Identify the lines that contain the string "TradingView", then copy each of them.
Begin DATA SECTION
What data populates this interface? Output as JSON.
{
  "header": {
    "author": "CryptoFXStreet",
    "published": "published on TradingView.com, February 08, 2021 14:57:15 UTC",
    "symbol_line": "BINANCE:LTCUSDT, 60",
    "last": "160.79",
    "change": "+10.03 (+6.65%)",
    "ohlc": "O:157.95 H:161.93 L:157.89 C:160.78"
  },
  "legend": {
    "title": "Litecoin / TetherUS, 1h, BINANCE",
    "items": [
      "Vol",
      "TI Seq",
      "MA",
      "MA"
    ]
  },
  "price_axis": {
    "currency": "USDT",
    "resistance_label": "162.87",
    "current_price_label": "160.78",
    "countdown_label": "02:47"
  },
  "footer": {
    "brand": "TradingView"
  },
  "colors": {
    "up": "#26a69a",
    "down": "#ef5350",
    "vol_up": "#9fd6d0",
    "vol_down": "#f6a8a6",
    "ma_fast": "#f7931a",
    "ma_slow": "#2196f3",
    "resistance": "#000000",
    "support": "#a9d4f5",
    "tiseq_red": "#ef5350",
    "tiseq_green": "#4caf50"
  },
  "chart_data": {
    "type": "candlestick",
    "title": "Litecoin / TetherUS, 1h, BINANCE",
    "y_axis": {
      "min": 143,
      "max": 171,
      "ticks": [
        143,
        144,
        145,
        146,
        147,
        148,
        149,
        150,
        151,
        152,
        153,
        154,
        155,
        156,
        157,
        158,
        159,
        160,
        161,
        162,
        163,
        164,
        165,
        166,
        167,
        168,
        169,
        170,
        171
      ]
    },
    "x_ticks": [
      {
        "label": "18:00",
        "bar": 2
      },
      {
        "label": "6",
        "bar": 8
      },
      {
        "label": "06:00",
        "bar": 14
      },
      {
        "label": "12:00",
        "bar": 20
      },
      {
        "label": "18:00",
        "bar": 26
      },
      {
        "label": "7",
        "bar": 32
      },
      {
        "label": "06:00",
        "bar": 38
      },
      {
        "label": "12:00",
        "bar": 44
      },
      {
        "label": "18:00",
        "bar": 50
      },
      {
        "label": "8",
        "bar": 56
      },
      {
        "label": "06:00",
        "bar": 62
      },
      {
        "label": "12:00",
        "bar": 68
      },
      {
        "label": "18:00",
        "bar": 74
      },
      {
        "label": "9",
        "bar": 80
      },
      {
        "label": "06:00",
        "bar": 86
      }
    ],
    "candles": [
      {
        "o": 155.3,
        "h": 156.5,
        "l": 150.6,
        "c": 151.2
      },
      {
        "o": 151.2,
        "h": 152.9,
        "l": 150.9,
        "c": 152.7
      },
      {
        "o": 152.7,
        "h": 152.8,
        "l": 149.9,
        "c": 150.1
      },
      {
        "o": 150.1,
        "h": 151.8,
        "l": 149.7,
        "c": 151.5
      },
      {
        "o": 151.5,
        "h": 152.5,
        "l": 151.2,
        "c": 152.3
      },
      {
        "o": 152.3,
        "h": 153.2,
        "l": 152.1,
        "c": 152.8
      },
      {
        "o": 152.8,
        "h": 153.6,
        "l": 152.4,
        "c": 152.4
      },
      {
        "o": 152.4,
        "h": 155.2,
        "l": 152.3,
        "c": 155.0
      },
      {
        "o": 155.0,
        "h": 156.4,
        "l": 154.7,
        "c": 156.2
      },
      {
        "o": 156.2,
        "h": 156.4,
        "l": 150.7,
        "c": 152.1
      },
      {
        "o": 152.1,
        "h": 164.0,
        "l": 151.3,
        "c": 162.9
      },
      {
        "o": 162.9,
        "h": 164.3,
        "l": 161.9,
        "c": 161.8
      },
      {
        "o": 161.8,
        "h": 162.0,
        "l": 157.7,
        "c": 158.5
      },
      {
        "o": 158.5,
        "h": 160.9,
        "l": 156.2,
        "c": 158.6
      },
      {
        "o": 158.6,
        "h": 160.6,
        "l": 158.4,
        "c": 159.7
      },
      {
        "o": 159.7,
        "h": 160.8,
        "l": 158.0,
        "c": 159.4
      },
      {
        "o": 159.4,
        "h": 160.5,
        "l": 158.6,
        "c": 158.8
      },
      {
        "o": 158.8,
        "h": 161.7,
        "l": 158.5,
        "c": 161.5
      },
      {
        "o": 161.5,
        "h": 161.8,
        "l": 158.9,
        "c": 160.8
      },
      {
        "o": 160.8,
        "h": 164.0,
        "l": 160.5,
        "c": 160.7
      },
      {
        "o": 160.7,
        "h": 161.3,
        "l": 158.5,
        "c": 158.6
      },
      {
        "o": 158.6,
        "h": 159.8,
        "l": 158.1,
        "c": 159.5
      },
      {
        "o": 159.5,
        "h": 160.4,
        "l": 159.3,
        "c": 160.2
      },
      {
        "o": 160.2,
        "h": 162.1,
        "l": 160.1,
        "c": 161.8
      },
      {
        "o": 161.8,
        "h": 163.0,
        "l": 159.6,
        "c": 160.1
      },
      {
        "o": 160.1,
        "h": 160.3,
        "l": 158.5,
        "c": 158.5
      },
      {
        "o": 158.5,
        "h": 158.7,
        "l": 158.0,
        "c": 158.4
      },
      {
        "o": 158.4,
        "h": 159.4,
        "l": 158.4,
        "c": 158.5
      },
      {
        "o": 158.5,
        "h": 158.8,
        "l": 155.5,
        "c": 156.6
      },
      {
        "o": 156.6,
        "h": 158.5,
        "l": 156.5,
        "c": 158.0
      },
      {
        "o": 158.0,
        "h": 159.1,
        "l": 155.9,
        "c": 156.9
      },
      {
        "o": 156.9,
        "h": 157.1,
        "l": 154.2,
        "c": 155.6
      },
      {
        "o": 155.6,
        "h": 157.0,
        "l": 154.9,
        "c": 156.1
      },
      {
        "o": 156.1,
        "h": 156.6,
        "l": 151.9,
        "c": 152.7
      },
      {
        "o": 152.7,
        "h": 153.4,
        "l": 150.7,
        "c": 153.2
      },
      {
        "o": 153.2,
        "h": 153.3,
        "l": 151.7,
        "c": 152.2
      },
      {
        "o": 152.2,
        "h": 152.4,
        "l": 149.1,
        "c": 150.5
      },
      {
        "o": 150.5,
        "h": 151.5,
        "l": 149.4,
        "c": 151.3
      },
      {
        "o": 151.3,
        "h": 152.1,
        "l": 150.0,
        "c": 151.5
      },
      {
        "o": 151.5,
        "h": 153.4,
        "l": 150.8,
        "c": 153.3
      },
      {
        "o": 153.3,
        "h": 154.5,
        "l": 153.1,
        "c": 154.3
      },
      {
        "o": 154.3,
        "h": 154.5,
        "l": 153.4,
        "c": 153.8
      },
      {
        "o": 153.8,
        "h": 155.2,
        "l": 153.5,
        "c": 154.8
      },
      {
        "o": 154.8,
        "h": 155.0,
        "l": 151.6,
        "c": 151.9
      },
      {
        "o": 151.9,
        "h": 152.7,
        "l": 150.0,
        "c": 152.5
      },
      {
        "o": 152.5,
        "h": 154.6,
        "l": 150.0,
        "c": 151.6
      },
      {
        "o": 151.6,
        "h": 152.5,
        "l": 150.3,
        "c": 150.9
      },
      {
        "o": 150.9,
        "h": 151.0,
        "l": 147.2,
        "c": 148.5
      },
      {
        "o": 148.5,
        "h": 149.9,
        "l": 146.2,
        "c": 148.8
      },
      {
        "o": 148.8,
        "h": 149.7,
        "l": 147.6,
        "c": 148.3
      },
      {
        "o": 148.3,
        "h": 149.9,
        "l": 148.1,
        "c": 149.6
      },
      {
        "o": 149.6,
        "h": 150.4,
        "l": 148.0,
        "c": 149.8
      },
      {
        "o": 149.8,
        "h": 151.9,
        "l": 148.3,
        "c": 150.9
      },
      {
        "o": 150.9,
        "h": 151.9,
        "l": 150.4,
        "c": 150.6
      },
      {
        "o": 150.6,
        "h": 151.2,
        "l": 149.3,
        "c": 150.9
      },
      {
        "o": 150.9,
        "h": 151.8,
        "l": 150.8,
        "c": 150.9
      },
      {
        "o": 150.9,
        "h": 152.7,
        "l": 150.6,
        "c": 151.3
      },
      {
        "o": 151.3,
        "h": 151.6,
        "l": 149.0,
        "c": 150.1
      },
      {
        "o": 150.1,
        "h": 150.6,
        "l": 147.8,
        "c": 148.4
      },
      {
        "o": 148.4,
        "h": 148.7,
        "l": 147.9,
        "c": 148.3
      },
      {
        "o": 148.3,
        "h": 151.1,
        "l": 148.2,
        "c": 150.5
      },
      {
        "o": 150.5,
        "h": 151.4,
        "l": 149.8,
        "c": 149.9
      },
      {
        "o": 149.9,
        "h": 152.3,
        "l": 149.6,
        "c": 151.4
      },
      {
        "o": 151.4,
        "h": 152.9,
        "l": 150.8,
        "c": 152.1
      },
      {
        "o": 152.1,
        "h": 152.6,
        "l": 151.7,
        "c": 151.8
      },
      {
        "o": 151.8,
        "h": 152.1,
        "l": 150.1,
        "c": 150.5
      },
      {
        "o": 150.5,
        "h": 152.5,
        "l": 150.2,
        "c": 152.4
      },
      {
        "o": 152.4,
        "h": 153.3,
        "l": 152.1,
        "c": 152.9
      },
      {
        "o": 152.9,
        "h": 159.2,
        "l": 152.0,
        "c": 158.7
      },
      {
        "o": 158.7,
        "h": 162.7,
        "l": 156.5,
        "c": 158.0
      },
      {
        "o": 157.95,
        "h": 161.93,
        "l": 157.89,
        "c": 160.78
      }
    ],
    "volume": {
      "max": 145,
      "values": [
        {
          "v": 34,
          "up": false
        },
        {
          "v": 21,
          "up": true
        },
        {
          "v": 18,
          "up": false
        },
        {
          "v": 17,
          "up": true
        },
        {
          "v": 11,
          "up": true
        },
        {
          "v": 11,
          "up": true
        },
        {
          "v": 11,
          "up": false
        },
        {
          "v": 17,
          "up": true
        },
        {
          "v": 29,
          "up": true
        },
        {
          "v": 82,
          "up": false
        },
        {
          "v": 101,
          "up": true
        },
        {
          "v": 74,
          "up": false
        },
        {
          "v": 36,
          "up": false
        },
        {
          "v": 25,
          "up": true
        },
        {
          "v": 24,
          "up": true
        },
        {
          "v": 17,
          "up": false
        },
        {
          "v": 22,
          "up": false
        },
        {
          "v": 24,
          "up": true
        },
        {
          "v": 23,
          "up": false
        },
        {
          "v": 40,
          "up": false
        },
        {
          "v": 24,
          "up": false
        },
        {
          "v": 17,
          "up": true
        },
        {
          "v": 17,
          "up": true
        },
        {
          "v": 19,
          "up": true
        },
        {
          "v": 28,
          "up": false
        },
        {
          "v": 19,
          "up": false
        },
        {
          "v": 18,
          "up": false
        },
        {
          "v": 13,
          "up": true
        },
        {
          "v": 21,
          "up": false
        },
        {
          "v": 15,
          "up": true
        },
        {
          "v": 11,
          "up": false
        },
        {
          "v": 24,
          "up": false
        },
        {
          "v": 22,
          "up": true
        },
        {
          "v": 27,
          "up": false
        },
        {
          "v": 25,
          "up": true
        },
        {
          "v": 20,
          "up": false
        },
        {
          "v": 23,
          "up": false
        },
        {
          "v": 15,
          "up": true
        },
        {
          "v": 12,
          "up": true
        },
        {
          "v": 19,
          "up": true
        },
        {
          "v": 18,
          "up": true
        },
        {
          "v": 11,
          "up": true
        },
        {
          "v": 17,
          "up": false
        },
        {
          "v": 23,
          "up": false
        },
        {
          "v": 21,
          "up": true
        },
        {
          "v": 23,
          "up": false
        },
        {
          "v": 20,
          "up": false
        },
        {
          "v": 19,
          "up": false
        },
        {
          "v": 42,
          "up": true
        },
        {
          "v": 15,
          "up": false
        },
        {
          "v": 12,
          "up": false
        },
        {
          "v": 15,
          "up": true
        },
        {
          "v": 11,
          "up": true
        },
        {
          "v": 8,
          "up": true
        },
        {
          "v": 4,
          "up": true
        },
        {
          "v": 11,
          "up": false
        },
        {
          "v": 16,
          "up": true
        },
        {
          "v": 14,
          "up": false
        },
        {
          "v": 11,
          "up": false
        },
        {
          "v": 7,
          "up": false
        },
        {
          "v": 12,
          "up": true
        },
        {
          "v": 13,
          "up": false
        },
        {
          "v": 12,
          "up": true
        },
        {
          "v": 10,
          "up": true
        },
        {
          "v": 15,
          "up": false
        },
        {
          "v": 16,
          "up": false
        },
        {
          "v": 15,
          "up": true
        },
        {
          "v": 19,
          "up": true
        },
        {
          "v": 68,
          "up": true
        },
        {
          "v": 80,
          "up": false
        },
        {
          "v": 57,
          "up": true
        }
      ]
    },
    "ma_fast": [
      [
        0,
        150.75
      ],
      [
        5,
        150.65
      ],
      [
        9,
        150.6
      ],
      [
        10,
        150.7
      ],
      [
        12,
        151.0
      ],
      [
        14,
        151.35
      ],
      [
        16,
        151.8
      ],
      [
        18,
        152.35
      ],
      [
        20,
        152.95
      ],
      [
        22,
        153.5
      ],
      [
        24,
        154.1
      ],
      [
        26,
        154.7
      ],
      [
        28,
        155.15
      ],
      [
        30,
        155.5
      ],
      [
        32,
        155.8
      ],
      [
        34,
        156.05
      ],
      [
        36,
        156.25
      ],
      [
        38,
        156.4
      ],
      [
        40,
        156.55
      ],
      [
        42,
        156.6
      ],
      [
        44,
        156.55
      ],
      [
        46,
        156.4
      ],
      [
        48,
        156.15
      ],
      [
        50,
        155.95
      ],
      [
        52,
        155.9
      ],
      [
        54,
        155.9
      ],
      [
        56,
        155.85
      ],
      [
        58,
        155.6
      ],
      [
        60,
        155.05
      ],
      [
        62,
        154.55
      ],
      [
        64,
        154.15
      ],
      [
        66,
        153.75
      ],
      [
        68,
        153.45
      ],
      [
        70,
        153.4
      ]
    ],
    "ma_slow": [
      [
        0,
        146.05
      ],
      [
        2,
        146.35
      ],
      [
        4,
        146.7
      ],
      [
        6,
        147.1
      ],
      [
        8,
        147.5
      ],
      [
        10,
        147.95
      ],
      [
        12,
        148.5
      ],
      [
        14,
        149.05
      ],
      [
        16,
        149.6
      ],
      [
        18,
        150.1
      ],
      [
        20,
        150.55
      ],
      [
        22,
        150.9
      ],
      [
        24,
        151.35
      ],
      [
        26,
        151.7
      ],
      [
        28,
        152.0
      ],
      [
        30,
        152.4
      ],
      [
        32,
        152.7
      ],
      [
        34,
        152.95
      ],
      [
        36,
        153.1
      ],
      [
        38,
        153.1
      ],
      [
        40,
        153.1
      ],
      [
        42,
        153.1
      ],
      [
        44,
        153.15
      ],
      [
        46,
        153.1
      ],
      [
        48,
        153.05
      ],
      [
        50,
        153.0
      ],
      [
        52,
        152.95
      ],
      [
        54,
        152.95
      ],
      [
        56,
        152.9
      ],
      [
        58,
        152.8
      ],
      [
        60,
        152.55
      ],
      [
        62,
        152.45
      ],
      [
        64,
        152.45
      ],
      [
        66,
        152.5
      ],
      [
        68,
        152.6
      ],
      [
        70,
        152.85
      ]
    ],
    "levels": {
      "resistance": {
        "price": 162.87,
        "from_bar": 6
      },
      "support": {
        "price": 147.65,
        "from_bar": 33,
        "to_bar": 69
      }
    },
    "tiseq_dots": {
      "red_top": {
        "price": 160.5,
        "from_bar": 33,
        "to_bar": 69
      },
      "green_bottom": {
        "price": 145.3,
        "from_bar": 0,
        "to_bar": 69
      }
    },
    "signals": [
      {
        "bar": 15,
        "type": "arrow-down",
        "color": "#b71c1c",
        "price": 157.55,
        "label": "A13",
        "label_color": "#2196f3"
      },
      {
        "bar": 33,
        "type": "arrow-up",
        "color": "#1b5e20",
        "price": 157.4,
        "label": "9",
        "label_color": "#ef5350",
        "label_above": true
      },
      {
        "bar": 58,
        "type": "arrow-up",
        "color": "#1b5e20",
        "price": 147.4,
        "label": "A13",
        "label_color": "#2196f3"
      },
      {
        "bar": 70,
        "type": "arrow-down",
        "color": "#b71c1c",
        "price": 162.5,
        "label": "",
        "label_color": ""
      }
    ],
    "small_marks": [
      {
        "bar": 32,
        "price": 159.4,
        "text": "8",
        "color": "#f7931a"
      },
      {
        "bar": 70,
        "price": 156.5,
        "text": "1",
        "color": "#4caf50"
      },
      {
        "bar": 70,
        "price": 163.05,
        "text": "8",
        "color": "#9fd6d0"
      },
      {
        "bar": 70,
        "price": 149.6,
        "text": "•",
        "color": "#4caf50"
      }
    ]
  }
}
End DATA SECTION
- [FINAL RESULT]
    "published": "published on TradingView.com, February 08, 2021 14:57:15 UTC",
    "brand": "TradingView"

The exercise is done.